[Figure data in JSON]
****************************************
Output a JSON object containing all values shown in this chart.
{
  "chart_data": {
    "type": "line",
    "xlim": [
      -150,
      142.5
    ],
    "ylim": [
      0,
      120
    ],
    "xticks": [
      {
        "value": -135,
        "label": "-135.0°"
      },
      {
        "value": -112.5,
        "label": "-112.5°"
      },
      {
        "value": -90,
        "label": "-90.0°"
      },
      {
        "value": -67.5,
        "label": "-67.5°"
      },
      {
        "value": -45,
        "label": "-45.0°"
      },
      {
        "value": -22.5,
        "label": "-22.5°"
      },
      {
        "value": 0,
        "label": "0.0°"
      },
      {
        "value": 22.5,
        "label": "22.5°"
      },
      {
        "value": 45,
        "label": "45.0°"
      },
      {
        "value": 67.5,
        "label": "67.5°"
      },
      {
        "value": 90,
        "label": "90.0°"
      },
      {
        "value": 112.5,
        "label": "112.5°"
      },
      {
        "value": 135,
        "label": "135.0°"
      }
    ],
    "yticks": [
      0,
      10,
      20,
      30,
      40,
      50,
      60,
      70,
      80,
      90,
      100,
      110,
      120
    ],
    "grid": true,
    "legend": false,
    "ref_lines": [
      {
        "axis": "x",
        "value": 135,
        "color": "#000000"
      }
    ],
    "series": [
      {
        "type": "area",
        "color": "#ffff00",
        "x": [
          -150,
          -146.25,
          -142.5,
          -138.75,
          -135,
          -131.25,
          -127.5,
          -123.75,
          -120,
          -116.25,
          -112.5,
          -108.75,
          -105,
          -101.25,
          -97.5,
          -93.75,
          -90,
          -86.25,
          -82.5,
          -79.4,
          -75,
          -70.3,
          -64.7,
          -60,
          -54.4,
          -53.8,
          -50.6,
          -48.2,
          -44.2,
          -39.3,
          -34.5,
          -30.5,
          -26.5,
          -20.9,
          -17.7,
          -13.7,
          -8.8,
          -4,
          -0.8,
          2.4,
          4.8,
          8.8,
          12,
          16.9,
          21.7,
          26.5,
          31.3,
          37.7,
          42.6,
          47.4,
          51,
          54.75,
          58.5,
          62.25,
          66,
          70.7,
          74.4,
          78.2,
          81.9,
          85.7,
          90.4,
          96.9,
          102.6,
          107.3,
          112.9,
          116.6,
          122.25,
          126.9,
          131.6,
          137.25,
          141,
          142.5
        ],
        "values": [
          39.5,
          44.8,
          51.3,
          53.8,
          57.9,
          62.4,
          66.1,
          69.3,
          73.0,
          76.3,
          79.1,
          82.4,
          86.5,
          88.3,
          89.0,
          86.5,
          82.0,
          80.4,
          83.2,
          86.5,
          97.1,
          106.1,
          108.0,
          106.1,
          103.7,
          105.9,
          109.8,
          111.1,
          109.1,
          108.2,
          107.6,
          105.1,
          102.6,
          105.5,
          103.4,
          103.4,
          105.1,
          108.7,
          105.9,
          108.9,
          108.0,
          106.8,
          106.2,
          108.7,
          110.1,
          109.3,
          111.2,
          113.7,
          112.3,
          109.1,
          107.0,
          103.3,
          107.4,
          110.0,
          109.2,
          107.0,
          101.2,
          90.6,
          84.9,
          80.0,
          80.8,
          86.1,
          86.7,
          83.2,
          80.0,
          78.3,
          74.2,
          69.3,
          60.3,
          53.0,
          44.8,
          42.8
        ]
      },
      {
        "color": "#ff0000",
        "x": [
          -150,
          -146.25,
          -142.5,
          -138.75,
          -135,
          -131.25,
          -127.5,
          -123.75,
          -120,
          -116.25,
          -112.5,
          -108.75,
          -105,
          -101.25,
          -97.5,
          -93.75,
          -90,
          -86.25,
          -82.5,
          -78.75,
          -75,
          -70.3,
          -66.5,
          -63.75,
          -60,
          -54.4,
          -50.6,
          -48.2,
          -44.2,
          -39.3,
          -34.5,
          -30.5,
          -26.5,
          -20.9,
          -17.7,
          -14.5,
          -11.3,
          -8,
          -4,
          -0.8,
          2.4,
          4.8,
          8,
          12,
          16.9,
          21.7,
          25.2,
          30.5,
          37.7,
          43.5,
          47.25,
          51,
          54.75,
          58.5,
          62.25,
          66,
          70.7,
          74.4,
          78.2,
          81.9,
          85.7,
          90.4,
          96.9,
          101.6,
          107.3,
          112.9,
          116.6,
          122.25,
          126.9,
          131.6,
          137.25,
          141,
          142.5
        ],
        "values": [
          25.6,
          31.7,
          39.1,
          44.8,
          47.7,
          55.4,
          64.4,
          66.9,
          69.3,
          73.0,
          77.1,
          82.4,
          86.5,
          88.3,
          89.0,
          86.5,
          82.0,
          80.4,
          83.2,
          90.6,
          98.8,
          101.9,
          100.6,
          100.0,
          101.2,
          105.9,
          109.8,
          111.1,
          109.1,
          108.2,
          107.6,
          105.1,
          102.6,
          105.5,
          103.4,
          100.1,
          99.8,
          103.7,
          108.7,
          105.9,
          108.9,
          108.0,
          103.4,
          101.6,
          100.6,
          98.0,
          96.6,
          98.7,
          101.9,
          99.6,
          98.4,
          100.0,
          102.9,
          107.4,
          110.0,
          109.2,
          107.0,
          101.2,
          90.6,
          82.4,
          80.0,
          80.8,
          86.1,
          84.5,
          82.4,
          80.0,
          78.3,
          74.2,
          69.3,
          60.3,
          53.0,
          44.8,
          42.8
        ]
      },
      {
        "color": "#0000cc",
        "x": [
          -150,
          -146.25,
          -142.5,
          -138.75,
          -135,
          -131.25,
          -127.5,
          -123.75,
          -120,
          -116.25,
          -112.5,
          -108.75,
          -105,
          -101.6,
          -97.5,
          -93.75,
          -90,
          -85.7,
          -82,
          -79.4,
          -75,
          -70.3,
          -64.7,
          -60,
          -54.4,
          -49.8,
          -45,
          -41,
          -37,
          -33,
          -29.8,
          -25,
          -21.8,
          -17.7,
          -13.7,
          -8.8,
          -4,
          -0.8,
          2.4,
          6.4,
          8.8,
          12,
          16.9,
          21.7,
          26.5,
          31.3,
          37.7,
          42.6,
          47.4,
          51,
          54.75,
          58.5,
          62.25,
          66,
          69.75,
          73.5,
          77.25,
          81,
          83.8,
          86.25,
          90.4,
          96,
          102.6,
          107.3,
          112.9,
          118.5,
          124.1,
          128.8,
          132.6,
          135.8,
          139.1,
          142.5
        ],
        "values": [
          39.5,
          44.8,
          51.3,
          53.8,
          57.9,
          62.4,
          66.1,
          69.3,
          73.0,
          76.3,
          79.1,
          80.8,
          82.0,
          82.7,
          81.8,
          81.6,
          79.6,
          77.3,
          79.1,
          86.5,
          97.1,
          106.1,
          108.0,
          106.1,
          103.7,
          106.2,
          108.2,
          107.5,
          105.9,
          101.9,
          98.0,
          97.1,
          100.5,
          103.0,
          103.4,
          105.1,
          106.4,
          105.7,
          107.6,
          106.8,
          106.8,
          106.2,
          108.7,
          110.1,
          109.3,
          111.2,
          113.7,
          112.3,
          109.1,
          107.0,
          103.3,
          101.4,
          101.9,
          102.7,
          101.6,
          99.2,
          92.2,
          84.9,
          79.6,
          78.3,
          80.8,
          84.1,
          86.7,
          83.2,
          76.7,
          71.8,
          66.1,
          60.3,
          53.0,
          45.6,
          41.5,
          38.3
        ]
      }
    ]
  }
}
****************************************
(Exercise): Search the entries for the word "color" and gather every line where it appears.

(Output for this exercise):
        "color": "#000000"
        "color": "#ffff00",
        "color": "#ff0000",
        "color": "#0000cc",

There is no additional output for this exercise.